RECORDS SUPPLIED:
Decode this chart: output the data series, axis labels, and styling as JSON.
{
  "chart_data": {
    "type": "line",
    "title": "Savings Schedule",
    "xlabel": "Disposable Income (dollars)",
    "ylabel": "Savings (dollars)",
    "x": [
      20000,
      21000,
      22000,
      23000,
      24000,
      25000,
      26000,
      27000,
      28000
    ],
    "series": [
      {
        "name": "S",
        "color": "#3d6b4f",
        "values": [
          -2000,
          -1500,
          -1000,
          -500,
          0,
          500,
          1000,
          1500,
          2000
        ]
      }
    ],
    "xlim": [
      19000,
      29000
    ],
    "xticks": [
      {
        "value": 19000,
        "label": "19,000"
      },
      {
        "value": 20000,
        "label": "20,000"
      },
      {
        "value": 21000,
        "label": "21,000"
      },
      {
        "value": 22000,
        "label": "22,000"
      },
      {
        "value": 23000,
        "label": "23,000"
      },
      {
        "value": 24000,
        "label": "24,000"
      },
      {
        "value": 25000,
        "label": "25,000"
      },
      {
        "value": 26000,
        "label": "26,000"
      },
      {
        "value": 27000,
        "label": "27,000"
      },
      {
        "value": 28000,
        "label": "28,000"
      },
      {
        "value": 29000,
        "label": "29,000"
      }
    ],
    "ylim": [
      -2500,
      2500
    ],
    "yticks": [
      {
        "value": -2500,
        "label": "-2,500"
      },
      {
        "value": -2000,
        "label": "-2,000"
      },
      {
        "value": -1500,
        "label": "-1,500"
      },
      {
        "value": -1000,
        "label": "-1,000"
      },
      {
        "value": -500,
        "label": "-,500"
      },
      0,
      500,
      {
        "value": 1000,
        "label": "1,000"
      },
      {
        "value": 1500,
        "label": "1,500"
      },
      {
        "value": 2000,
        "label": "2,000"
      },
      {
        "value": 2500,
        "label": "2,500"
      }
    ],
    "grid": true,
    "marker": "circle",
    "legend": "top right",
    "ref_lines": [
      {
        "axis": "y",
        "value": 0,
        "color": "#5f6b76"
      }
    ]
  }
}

WORK INSTRUCTIONS: Search the lines for "axis". Copy each line that has it.

EXERCISE RESPONSE:
Decode this chart: output the data series, axis labels, and styling as JSON.
        "axis": "y",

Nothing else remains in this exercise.